INSTRUCTIONS FOR THE TASK >>
Only the number is wanted: how many lines of the data contain "coordinate"?
--- start DATASET ENTRIES ---
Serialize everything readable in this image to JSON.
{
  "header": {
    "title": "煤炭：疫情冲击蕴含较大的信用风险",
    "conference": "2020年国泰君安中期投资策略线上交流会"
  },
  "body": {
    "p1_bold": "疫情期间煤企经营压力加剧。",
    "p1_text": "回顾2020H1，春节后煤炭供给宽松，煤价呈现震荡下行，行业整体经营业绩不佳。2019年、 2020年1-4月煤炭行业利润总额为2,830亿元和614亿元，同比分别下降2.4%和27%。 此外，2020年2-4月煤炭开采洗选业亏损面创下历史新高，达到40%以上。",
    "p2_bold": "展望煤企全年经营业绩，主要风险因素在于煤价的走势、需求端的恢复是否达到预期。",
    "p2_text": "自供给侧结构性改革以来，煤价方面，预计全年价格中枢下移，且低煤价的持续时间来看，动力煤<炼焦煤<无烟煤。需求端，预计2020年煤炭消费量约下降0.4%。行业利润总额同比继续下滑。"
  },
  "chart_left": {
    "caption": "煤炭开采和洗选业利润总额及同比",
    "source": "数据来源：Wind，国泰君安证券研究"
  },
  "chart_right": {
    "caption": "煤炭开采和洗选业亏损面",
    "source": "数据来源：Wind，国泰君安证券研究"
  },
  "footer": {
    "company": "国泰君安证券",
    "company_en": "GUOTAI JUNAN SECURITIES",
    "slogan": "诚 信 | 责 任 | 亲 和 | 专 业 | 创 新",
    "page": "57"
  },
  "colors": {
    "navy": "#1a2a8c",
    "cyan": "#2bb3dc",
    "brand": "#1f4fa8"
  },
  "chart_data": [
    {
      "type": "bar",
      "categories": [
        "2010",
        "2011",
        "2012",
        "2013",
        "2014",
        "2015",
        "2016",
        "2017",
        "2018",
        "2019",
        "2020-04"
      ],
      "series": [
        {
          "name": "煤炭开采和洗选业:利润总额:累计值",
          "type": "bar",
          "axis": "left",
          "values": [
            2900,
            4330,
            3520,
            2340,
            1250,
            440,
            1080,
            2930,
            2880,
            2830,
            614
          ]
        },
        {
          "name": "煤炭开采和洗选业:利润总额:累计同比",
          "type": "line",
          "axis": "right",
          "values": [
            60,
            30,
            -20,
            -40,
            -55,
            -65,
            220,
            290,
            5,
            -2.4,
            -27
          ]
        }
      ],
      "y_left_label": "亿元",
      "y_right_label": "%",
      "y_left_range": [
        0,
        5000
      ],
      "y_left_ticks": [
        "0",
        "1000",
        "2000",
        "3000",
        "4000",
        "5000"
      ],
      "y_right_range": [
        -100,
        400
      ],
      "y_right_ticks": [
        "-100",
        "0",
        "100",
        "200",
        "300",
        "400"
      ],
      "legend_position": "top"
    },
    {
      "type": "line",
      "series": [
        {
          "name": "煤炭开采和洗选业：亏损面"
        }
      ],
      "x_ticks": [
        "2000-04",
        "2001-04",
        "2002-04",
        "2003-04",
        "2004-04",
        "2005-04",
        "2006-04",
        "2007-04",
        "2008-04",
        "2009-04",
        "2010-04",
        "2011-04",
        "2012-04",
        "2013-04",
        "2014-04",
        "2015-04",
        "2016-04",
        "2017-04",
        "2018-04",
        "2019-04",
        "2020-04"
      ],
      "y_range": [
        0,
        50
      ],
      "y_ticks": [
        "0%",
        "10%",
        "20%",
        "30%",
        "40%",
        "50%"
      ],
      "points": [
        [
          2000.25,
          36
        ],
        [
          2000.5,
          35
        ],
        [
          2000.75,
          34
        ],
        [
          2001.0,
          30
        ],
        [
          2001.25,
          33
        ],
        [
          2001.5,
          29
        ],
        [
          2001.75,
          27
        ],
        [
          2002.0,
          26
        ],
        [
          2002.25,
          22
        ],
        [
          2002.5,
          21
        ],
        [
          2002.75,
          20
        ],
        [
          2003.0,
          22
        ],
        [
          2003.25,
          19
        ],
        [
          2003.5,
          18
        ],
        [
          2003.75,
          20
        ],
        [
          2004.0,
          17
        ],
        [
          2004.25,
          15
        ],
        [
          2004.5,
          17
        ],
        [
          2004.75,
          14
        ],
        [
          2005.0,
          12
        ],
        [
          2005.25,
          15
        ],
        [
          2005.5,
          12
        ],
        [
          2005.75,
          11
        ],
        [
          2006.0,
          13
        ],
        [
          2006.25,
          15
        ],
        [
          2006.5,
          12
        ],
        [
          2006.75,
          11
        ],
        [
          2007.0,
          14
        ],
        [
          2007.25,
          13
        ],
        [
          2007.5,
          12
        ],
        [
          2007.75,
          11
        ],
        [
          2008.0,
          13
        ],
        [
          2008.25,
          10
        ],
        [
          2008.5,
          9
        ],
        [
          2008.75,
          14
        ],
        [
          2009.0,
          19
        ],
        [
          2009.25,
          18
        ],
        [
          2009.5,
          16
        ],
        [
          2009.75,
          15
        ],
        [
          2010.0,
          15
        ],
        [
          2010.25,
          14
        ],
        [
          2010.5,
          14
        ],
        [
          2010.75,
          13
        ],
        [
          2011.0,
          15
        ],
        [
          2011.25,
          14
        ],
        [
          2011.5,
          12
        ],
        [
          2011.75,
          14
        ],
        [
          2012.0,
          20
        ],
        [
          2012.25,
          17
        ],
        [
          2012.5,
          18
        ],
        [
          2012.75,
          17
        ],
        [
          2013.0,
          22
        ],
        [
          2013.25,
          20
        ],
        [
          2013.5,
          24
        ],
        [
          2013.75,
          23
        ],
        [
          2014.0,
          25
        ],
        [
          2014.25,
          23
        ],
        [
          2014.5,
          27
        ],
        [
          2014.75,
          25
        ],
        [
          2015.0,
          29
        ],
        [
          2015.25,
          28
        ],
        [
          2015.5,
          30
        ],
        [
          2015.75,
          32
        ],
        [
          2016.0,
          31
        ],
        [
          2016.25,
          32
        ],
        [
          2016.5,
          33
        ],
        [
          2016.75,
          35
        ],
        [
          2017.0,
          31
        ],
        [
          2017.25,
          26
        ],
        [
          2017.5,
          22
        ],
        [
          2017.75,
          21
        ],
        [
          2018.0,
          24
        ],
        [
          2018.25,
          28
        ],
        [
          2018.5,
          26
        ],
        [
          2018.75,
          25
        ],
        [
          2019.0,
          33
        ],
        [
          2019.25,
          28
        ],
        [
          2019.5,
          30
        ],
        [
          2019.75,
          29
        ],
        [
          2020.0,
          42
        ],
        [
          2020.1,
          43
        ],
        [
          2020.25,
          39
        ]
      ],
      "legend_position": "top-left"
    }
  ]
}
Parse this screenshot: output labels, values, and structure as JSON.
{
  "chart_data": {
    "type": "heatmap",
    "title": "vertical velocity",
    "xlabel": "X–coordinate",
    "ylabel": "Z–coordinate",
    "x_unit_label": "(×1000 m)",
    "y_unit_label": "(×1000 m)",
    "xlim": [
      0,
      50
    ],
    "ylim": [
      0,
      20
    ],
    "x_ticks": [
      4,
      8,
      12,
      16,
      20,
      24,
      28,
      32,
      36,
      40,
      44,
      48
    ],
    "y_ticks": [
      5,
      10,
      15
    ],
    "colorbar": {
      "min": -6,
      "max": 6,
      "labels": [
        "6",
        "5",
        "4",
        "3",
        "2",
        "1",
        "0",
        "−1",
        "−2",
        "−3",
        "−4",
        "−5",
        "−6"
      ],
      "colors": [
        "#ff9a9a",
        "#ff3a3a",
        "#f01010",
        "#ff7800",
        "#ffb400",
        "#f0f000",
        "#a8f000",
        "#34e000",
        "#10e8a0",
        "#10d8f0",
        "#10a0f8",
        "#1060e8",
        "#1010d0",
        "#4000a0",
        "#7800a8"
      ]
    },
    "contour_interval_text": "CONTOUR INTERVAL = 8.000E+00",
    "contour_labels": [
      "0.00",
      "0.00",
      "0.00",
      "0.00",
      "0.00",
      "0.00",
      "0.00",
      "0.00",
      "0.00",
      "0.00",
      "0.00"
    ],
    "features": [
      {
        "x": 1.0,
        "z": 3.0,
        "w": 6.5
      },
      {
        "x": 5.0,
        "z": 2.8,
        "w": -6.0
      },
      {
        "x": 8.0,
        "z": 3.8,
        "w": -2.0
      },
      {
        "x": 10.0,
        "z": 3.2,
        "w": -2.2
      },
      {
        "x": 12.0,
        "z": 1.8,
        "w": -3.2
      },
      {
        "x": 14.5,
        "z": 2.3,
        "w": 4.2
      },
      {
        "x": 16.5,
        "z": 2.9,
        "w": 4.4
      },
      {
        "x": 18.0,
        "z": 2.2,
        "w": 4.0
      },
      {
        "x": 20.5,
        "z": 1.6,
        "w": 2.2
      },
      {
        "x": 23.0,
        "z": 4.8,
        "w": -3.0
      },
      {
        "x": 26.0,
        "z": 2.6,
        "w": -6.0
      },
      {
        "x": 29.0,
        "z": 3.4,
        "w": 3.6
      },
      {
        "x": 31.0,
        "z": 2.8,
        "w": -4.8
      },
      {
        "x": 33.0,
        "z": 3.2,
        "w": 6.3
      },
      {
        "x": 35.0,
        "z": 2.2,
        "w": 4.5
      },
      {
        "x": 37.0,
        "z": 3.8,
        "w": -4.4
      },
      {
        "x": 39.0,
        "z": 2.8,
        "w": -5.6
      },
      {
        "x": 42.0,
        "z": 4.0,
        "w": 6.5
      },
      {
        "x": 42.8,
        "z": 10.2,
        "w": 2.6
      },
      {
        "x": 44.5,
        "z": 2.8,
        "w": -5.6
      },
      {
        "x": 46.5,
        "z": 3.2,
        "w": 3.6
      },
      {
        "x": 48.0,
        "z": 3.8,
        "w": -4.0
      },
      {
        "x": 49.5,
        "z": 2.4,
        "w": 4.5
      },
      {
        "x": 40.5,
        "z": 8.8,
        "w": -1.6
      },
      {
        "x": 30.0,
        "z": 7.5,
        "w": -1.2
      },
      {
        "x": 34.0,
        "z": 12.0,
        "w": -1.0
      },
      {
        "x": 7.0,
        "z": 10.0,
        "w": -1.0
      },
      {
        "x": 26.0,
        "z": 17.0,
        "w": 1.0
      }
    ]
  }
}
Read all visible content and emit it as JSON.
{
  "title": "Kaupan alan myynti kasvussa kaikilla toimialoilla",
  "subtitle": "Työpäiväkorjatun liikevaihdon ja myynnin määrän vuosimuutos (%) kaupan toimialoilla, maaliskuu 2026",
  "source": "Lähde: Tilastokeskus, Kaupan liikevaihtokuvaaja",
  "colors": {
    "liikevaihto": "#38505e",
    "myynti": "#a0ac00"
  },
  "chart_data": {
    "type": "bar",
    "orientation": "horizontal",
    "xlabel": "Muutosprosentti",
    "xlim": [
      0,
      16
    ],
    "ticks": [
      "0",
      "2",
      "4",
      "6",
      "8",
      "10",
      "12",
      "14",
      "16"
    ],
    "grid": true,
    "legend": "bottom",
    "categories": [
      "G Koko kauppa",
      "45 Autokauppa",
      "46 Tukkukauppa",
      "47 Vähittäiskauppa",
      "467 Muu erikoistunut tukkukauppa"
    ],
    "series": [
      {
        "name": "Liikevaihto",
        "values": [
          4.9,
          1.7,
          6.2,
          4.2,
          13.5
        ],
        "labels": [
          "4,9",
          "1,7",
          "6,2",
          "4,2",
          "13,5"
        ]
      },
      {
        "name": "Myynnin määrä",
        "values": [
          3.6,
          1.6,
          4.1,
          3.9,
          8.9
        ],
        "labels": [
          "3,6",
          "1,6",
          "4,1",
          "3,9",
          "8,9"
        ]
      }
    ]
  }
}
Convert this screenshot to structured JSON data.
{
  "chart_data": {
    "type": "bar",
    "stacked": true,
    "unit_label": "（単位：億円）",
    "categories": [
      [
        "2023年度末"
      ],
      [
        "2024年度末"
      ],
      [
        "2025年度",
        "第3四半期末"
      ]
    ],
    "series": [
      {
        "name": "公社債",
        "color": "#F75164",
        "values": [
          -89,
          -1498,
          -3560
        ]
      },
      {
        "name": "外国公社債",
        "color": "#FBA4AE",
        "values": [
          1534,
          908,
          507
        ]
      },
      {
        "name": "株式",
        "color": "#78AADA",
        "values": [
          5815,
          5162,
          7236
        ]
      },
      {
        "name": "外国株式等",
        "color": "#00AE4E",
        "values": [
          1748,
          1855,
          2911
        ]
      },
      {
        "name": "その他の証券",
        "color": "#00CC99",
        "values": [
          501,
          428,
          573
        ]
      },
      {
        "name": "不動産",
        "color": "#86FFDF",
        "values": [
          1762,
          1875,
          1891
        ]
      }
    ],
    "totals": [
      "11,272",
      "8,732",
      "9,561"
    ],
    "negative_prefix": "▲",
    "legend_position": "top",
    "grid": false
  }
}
--- end DATASET ENTRIES ---
WRITTEN ANSWER >>
2